Every line below should be copied exactly; drop the pictures.

(Data entries for graphics)
..........
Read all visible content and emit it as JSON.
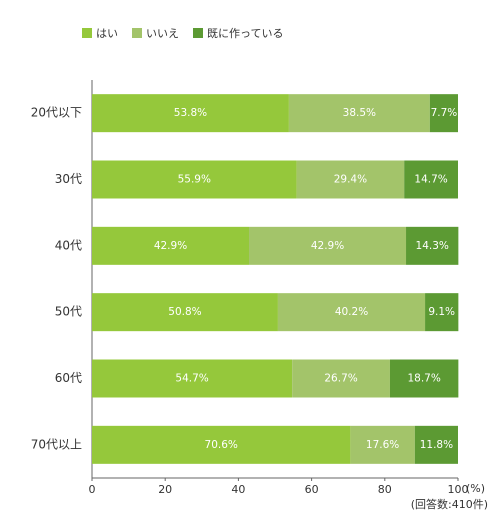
{
  "chart_data": {
    "type": "stacked_barh",
    "categories": [
      "20代以下",
      "30代",
      "40代",
      "50代",
      "60代",
      "70代以上"
    ],
    "series": [
      {
        "name": "はい",
        "color": "#95c83b",
        "values": [
          53.8,
          55.9,
          42.9,
          50.8,
          54.7,
          70.6
        ],
        "value_labels": [
          "53.8%",
          "55.9%",
          "42.9%",
          "50.8%",
          "54.7%",
          "70.6%"
        ]
      },
      {
        "name": "いいえ",
        "color": "#a3c46a",
        "values": [
          38.5,
          29.4,
          42.9,
          40.2,
          26.7,
          17.6
        ],
        "value_labels": [
          "38.5%",
          "29.4%",
          "42.9%",
          "40.2%",
          "26.7%",
          "17.6%"
        ]
      },
      {
        "name": "既に作っている",
        "color": "#5c9a33",
        "values": [
          7.7,
          14.7,
          14.3,
          9.1,
          18.7,
          11.8
        ],
        "value_labels": [
          "7.7%",
          "14.7%",
          "14.3%",
          "9.1%",
          "18.7%",
          "11.8%"
        ]
      }
    ],
    "xlim": [
      0,
      100
    ],
    "xticks": [
      0,
      20,
      40,
      60,
      80,
      100
    ],
    "xlabel": "(%)",
    "note": "(回答数:410件)",
    "grid": false
  }
}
..........
Right answer>
Read all visible content and emit it as JSON.
{
  "chart_data": {
    "type": "stacked_barh",
    "categories": [
      "20代以下",
      "30代",
      "40代",
      "50代",
      "60代",
      "70代以上"
    ],
    "series": [
      {
        "name": "はい",
        "color": "#95c83b",
        "values": [
          53.8,
          55.9,
          42.9,
          50.8,
          54.7,
          70.6
        ],
        "value_labels": [
          "53.8%",
          "55.9%",
          "42.9%",
          "50.8%",
          "54.7%",
          "70.6%"
        ]
      },
      {
        "name": "いいえ",
        "color": "#a3c46a",
        "values": [
          38.5,
          29.4,
          42.9,
          40.2,
          26.7,
          17.6
        ],
        "value_labels": [
          "38.5%",
          "29.4%",
          "42.9%",
          "40.2%",
          "26.7%",
          "17.6%"
        ]
      },
      {
        "name": "既に作っている",
        "color": "#5c9a33",
        "values": [
          7.7,
          14.7,
          14.3,
          9.1,
          18.7,
          11.8
        ],
        "value_labels": [
          "7.7%",
          "14.7%",
          "14.3%",
          "9.1%",
          "18.7%",
          "11.8%"
        ]
      }
    ],
    "xlim": [
      0,
      100
    ],
    "xticks": [
      0,
      20,
      40,
      60,
      80,
      100
    ],
    "xlabel": "(%)",
    "note": "(回答数:410件)",
    "grid": false
  }
}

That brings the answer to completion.